(Chart and figure data)
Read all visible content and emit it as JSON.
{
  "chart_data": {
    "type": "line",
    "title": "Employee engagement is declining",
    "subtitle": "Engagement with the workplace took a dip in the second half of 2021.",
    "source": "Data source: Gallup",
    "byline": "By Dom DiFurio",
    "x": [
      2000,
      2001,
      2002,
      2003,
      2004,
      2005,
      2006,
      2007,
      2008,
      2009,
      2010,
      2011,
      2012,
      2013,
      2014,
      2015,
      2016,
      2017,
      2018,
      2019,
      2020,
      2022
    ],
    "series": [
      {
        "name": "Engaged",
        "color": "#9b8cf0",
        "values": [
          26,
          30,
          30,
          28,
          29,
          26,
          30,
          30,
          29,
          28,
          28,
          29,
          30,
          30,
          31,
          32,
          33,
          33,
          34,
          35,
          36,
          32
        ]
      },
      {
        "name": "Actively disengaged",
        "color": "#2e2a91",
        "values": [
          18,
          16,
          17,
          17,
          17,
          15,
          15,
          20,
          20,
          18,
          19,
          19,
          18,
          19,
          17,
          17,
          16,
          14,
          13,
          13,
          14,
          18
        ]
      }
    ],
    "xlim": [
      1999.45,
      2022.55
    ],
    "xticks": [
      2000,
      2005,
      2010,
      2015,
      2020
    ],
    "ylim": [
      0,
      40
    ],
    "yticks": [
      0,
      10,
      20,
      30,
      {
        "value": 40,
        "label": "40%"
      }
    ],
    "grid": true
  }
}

• [Work to complete]: Copy out every entry again, exactly as it was given.

• [In response]:
Read all visible content and emit it as JSON.
{
  "chart_data": {
    "type": "line",
    "title": "Employee engagement is declining",
    "subtitle": "Engagement with the workplace took a dip in the second half of 2021.",
    "source": "Data source: Gallup",
    "byline": "By Dom DiFurio",
    "x": [
      2000,
      2001,
      2002,
      2003,
      2004,
      2005,
      2006,
      2007,
      2008,
      2009,
      2010,
      2011,
      2012,
      2013,
      2014,
      2015,
      2016,
      2017,
      2018,
      2019,
      2020,
      2022
    ],
    "series": [
      {
        "name": "Engaged",
        "color": "#9b8cf0",
        "values": [
          26,
          30,
          30,
          28,
          29,
          26,
          30,
          30,
          29,
          28,
          28,
          29,
          30,
          30,
          31,
          32,
          33,
          33,
          34,
          35,
          36,
          32
        ]
      },
      {
        "name": "Actively disengaged",
        "color": "#2e2a91",
        "values": [
          18,
          16,
          17,
          17,
          17,
          15,
          15,
          20,
          20,
          18,
          19,
          19,
          18,
          19,
          17,
          17,
          16,
          14,
          13,
          13,
          14,
          18
        ]
      }
    ],
    "xlim": [
      1999.45,
      2022.55
    ],
    "xticks": [
      2000,
      2005,
      2010,
      2015,
      2020
    ],
    "ylim": [
      0,
      40
    ],
    "yticks": [
      0,
      10,
      20,
      30,
      {
        "value": 40,
        "label": "40%"
      }
    ],
    "grid": true
  }
}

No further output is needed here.